— begin —
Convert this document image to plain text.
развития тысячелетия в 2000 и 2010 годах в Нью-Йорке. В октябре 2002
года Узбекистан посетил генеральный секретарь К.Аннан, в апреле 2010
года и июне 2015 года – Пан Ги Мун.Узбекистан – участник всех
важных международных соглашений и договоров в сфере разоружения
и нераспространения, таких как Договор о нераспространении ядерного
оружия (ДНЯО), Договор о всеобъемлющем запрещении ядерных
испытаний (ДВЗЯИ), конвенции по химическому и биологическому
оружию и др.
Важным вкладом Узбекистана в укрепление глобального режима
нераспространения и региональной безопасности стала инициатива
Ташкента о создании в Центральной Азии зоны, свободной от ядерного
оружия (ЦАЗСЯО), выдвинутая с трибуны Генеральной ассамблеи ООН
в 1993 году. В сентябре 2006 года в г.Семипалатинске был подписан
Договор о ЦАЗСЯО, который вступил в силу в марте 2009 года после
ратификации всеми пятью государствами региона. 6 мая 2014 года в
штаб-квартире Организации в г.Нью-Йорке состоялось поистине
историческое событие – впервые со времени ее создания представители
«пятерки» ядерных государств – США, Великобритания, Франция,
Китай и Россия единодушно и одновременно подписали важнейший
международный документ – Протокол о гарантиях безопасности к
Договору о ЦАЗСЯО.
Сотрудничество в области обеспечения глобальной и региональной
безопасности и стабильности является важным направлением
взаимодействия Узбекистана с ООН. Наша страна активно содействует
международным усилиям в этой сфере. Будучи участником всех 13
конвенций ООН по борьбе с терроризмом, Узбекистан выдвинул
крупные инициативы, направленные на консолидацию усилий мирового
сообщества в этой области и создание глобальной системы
— end —
» Task brief: Return the entries above exactly, each one complete.

» Written reply:
Convert this document image to plain text.
развития тысячелетия в 2000 и 2010 годах в Нью-Йорке. В октябре 2002
года Узбекистан посетил генеральный секретарь К.Аннан, в апреле 2010
года и июне 2015 года – Пан Ги Мун.Узбекистан – участник всех
важных международных соглашений и договоров в сфере разоружения
и нераспространения, таких как Договор о нераспространении ядерного
оружия (ДНЯО), Договор о всеобъемлющем запрещении ядерных
испытаний (ДВЗЯИ), конвенции по химическому и биологическому
оружию и др.
Важным вкладом Узбекистана в укрепление глобального режима
нераспространения и региональной безопасности стала инициатива
Ташкента о создании в Центральной Азии зоны, свободной от ядерного
оружия (ЦАЗСЯО), выдвинутая с трибуны Генеральной ассамблеи ООН
в 1993 году. В сентябре 2006 года в г.Семипалатинске был подписан
Договор о ЦАЗСЯО, который вступил в силу в марте 2009 года после
ратификации всеми пятью государствами региона. 6 мая 2014 года в
штаб-квартире Организации в г.Нью-Йорке состоялось поистине
историческое событие – впервые со времени ее создания представители
«пятерки» ядерных государств – США, Великобритания, Франция,
Китай и Россия единодушно и одновременно подписали важнейший
международный документ – Протокол о гарантиях безопасности к
Договору о ЦАЗСЯО.
Сотрудничество в области обеспечения глобальной и региональной
безопасности и стабильности является важным направлением
взаимодействия Узбекистана с ООН. Наша страна активно содействует
международным усилиям в этой сфере. Будучи участником всех 13
конвенций ООН по борьбе с терроризмом, Узбекистан выдвинул
крупные инициативы, направленные на консолидацию усилий мирового
сообщества в этой области и создание глобальной системы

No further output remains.